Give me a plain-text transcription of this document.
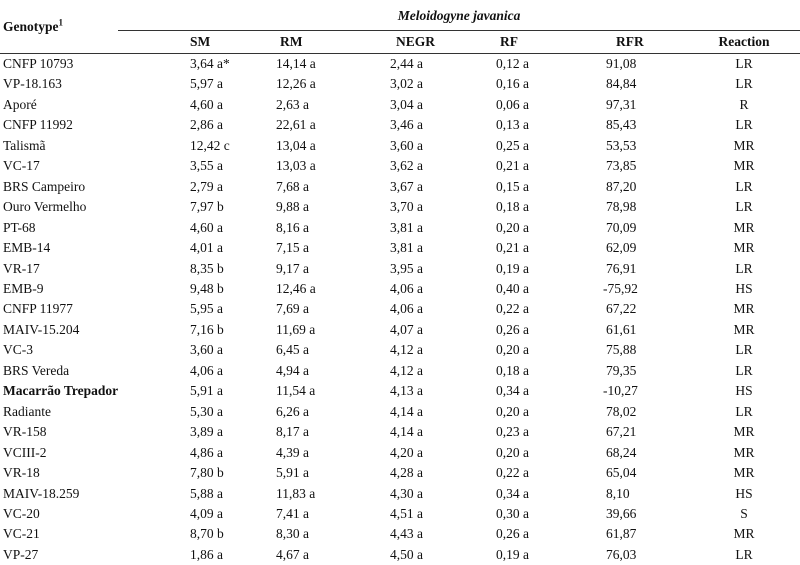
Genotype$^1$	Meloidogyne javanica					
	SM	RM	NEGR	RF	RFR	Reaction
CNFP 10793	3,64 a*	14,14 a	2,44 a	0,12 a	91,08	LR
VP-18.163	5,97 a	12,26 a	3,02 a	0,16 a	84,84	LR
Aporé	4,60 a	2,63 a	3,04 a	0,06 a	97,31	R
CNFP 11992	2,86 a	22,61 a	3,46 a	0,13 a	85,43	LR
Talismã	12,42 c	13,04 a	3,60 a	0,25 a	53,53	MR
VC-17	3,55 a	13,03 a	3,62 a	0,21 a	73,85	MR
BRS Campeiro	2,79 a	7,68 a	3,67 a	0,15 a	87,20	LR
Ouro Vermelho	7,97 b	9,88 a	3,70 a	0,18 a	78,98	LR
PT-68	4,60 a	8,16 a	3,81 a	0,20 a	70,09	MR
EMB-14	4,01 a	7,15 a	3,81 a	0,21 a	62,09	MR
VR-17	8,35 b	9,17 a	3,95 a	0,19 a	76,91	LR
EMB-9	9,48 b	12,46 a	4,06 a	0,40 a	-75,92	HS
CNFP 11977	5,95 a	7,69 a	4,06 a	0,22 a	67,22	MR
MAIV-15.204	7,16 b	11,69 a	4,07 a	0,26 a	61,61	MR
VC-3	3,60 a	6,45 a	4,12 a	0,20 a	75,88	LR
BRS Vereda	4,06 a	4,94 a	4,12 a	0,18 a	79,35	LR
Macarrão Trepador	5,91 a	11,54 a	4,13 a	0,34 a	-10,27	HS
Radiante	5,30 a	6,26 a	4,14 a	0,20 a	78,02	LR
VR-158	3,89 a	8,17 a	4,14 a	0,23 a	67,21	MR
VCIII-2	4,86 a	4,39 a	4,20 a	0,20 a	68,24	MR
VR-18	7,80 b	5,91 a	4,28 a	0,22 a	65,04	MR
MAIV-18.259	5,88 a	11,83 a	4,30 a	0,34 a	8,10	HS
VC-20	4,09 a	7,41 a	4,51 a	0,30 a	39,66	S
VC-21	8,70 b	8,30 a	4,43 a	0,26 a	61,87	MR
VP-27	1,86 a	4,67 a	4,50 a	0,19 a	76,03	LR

* * *

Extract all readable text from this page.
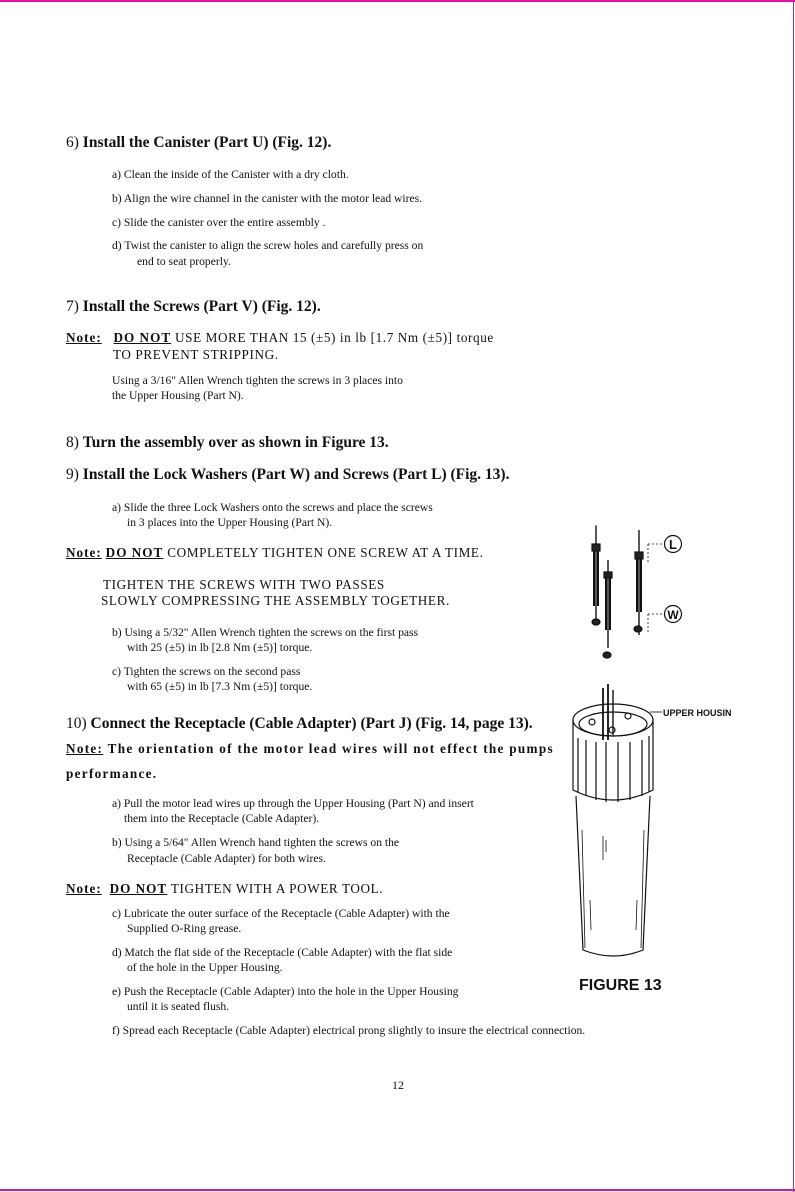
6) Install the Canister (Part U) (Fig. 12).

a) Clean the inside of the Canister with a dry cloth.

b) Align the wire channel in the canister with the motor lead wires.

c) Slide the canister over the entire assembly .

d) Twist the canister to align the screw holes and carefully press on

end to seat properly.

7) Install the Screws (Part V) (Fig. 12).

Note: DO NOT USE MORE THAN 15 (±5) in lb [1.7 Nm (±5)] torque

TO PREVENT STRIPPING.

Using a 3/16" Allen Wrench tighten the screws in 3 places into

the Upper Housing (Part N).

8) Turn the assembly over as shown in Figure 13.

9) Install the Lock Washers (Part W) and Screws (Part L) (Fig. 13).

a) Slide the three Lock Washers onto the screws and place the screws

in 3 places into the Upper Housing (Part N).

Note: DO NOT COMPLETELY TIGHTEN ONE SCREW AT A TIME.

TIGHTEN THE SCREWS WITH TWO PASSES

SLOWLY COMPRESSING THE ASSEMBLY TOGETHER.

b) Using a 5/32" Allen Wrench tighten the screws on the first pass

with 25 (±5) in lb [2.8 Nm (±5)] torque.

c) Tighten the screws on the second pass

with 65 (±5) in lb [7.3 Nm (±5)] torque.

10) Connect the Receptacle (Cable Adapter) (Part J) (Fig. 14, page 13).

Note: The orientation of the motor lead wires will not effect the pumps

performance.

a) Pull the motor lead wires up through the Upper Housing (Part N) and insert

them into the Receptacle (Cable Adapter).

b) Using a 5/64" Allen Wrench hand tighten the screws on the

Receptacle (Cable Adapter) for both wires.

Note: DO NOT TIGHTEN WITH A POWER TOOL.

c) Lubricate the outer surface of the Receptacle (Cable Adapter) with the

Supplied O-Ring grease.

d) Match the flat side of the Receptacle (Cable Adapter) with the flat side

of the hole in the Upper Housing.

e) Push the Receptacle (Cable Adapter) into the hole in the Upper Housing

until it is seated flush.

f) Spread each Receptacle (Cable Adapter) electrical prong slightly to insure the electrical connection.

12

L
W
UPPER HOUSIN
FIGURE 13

* **TASK DIRECTIONS**: Tally the lines of the records holding the word "Wrench", then state only the tally.

* **FULL ANSWER**: 3